■ WHAT IS REQUIRED ■
Return the full material exactly.

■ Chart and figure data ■
"""

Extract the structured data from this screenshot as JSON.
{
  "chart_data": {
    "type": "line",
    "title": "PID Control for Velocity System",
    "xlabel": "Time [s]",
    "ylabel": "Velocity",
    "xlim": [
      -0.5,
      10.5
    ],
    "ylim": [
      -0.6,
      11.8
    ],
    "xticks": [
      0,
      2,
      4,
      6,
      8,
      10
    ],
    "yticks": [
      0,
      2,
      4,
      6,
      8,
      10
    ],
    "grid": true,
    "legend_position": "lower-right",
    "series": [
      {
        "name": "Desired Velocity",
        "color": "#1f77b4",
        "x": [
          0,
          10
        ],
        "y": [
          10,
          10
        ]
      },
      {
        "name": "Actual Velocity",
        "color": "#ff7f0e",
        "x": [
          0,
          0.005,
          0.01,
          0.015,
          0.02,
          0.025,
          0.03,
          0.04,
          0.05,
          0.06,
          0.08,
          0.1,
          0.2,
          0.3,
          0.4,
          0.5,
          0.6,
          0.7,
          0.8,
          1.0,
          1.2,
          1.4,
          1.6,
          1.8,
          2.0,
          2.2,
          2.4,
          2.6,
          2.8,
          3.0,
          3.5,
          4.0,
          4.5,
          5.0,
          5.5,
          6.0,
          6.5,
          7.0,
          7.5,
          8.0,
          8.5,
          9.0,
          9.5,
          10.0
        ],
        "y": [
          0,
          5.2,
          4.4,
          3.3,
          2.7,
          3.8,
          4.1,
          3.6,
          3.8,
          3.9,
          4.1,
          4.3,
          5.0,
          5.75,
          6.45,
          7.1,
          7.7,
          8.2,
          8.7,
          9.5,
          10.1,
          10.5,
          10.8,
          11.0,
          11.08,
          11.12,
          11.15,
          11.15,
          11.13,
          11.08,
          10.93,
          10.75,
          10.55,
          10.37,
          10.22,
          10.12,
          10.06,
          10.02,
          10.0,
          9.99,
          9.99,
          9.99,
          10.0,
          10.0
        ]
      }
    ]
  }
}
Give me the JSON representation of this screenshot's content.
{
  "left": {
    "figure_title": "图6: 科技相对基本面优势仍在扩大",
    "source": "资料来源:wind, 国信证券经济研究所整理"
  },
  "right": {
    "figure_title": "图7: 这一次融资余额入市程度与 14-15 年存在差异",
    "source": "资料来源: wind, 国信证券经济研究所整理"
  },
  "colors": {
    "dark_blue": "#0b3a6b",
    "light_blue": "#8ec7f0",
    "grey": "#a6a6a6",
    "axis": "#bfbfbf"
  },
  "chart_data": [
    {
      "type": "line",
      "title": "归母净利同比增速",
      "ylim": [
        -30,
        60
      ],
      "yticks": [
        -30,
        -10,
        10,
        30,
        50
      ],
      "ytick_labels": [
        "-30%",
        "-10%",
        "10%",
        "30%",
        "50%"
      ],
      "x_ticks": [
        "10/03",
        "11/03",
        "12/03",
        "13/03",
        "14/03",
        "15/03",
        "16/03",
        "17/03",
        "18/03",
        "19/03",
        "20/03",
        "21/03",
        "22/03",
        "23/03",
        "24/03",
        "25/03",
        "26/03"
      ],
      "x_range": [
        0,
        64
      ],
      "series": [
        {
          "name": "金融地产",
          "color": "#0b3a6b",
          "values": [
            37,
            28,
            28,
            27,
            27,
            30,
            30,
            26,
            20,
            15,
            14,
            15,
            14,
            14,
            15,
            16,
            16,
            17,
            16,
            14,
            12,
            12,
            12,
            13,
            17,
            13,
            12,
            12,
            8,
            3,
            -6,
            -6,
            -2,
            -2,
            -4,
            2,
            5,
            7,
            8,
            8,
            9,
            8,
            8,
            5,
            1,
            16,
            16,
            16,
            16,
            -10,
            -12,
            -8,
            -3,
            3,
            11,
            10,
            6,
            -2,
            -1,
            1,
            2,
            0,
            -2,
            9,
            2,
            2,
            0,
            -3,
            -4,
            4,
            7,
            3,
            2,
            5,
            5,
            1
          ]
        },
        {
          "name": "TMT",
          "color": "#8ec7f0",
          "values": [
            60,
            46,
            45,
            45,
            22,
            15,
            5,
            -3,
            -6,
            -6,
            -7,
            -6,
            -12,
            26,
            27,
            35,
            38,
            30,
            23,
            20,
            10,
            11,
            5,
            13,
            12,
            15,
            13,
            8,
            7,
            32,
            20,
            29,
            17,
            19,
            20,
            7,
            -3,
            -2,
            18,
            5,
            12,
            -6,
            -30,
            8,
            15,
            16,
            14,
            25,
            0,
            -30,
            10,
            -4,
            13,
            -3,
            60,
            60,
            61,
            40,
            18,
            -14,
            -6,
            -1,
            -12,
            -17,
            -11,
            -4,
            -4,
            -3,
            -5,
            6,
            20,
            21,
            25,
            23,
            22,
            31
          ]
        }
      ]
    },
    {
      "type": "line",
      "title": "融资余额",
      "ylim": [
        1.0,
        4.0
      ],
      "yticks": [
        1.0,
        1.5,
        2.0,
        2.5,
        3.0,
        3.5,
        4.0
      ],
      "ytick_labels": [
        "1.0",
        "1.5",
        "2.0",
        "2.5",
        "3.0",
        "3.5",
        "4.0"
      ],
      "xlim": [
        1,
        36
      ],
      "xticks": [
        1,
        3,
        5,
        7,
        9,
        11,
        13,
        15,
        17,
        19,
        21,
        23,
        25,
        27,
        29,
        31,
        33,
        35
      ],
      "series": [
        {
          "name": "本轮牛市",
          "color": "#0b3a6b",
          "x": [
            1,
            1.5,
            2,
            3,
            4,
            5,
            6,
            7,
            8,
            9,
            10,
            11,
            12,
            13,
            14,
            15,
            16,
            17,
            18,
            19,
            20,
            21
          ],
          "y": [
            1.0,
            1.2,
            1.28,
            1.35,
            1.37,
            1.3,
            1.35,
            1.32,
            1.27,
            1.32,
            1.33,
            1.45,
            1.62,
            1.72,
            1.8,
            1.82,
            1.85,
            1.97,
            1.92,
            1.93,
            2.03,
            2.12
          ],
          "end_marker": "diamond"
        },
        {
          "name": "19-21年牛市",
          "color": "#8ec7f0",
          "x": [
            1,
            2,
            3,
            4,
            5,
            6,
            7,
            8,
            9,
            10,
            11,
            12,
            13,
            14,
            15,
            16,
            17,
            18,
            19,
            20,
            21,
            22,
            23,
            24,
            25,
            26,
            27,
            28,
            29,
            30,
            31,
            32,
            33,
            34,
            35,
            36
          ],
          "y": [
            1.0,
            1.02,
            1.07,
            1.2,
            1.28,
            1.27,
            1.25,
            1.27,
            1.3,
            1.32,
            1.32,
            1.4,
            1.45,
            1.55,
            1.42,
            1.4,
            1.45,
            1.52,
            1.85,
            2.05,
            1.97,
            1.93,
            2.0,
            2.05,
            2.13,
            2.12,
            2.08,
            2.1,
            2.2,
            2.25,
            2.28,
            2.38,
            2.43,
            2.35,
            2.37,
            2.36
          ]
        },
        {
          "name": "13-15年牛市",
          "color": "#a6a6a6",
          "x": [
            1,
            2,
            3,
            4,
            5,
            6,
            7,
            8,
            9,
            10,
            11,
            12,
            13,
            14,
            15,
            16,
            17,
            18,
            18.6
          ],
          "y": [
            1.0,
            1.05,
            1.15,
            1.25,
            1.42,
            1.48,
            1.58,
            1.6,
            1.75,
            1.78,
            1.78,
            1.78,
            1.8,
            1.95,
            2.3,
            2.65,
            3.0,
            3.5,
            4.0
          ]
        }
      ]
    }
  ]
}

"""

■ THE OUTPUT ■
Extract the structured data from this screenshot as JSON.
{
  "chart_data": {
    "type": "line",
    "title": "PID Control for Velocity System",
    "xlabel": "Time [s]",
    "ylabel": "Velocity",
    "xlim": [
      -0.5,
      10.5
    ],
    "ylim": [
      -0.6,
      11.8
    ],
    "xticks": [
      0,
      2,
      4,
      6,
      8,
      10
    ],
    "yticks": [
      0,
      2,
      4,
      6,
      8,
      10
    ],
    "grid": true,
    "legend_position": "lower-right",
    "series": [
      {
        "name": "Desired Velocity",
        "color": "#1f77b4",
        "x": [
          0,
          10
        ],
        "y": [
          10,
          10
        ]
      },
      {
        "name": "Actual Velocity",
        "color": "#ff7f0e",
        "x": [
          0,
          0.005,
          0.01,
          0.015,
          0.02,
          0.025,
          0.03,
          0.04,
          0.05,
          0.06,
          0.08,
          0.1,
          0.2,
          0.3,
          0.4,
          0.5,
          0.6,
          0.7,
          0.8,
          1.0,
          1.2,
          1.4,
          1.6,
          1.8,
          2.0,
          2.2,
          2.4,
          2.6,
          2.8,
          3.0,
          3.5,
          4.0,
          4.5,
          5.0,
          5.5,
          6.0,
          6.5,
          7.0,
          7.5,
          8.0,
          8.5,
          9.0,
          9.5,
          10.0
        ],
        "y": [
          0,
          5.2,
          4.4,
          3.3,
          2.7,
          3.8,
          4.1,
          3.6,
          3.8,
          3.9,
          4.1,
          4.3,
          5.0,
          5.75,
          6.45,
          7.1,
          7.7,
          8.2,
          8.7,
          9.5,
          10.1,
          10.5,
          10.8,
          11.0,
          11.08,
          11.12,
          11.15,
          11.15,
          11.13,
          11.08,
          10.93,
          10.75,
          10.55,
          10.37,
          10.22,
          10.12,
          10.06,
          10.02,
          10.0,
          9.99,
          9.99,
          9.99,
          10.0,
          10.0
        ]
      }
    ]
  }
}
Give me the JSON representation of this screenshot's content.
{
  "left": {
    "figure_title": "图6: 科技相对基本面优势仍在扩大",
    "source": "资料来源:wind, 国信证券经济研究所整理"
  },
  "right": {
    "figure_title": "图7: 这一次融资余额入市程度与 14-15 年存在差异",
    "source": "资料来源: wind, 国信证券经济研究所整理"
  },
  "colors": {
    "dark_blue": "#0b3a6b",
    "light_blue": "#8ec7f0",
    "grey": "#a6a6a6",
    "axis": "#bfbfbf"
  },
  "chart_data": [
    {
      "type": "line",
      "title": "归母净利同比增速",
      "ylim": [
        -30,
        60
      ],
      "yticks": [
        -30,
        -10,
        10,
        30,
        50
      ],
      "ytick_labels": [
        "-30%",
        "-10%",
        "10%",
        "30%",
        "50%"
      ],
      "x_ticks": [
        "10/03",
        "11/03",
        "12/03",
        "13/03",
        "14/03",
        "15/03",
        "16/03",
        "17/03",
        "18/03",
        "19/03",
        "20/03",
        "21/03",
        "22/03",
        "23/03",
        "24/03",
        "25/03",
        "26/03"
      ],
      "x_range": [
        0,
        64
      ],
      "series": [
        {
          "name": "金融地产",
          "color": "#0b3a6b",
          "values": [
            37,
            28,
            28,
            27,
            27,
            30,
            30,
            26,
            20,
            15,
            14,
            15,
            14,
            14,
            15,
            16,
            16,
            17,
            16,
            14,
            12,
            12,
            12,
            13,
            17,
            13,
            12,
            12,
            8,
            3,
            -6,
            -6,
            -2,
            -2,
            -4,
            2,
            5,
            7,
            8,
            8,
            9,
            8,
            8,
            5,
            1,
            16,
            16,
            16,
            16,
            -10,
            -12,
            -8,
            -3,
            3,
            11,
            10,
            6,
            -2,
            -1,
            1,
            2,
            0,
            -2,
            9,
            2,
            2,
            0,
            -3,
            -4,
            4,
            7,
            3,
            2,
            5,
            5,
            1
          ]
        },
        {
          "name": "TMT",
          "color": "#8ec7f0",
          "values": [
            60,
            46,
            45,
            45,
            22,
            15,
            5,
            -3,
            -6,
            -6,
            -7,
            -6,
            -12,
            26,
            27,
            35,
            38,
            30,
            23,
            20,
            10,
            11,
            5,
            13,
            12,
            15,
            13,
            8,
            7,
            32,
            20,
            29,
            17,
            19,
            20,
            7,
            -3,
            -2,
            18,
            5,
            12,
            -6,
            -30,
            8,
            15,
            16,
            14,
            25,
            0,
            -30,
            10,
            -4,
            13,
            -3,
            60,
            60,
            61,
            40,
            18,
            -14,
            -6,
            -1,
            -12,
            -17,
            -11,
            -4,
            -4,
            -3,
            -5,
            6,
            20,
            21,
            25,
            23,
            22,
            31
          ]
        }
      ]
    },
    {
      "type": "line",
      "title": "融资余额",
      "ylim": [
        1.0,
        4.0
      ],
      "yticks": [
        1.0,
        1.5,
        2.0,
        2.5,
        3.0,
        3.5,
        4.0
      ],
      "ytick_labels": [
        "1.0",
        "1.5",
        "2.0",
        "2.5",
        "3.0",
        "3.5",
        "4.0"
      ],
      "xlim": [
        1,
        36
      ],
      "xticks": [
        1,
        3,
        5,
        7,
        9,
        11,
        13,
        15,
        17,
        19,
        21,
        23,
        25,
        27,
        29,
        31,
        33,
        35
      ],
      "series": [
        {
          "name": "本轮牛市",
          "color": "#0b3a6b",
          "x": [
            1,
            1.5,
            2,
            3,
            4,
            5,
            6,
            7,
            8,
            9,
            10,
            11,
            12,
            13,
            14,
            15,
            16,
            17,
            18,
            19,
            20,
            21
          ],
          "y": [
            1.0,
            1.2,
            1.28,
            1.35,
            1.37,
            1.3,
            1.35,
            1.32,
            1.27,
            1.32,
            1.33,
            1.45,
            1.62,
            1.72,
            1.8,
            1.82,
            1.85,
            1.97,
            1.92,
            1.93,
            2.03,
            2.12
          ],
          "end_marker": "diamond"
        },
        {
          "name": "19-21年牛市",
          "color": "#8ec7f0",
          "x": [
            1,
            2,
            3,
            4,
            5,
            6,
            7,
            8,
            9,
            10,
            11,
            12,
            13,
            14,
            15,
            16,
            17,
            18,
            19,
            20,
            21,
            22,
            23,
            24,
            25,
            26,
            27,
            28,
            29,
            30,
            31,
            32,
            33,
            34,
            35,
            36
          ],
          "y": [
            1.0,
            1.02,
            1.07,
            1.2,
            1.28,
            1.27,
            1.25,
            1.27,
            1.3,
            1.32,
            1.32,
            1.4,
            1.45,
            1.55,
            1.42,
            1.4,
            1.45,
            1.52,
            1.85,
            2.05,
            1.97,
            1.93,
            2.0,
            2.05,
            2.13,
            2.12,
            2.08,
            2.1,
            2.2,
            2.25,
            2.28,
            2.38,
            2.43,
            2.35,
            2.37,
            2.36
          ]
        },
        {
          "name": "13-15年牛市",
          "color": "#a6a6a6",
          "x": [
            1,
            2,
            3,
            4,
            5,
            6,
            7,
            8,
            9,
            10,
            11,
            12,
            13,
            14,
            15,
            16,
            17,
            18,
            18.6
          ],
          "y": [
            1.0,
            1.05,
            1.15,
            1.25,
            1.42,
            1.48,
            1.58,
            1.6,
            1.75,
            1.78,
            1.78,
            1.78,
            1.8,
            1.95,
            2.3,
            2.65,
            3.0,
            3.5,
            4.0
          ]
        }
      ]
    }
  ]
}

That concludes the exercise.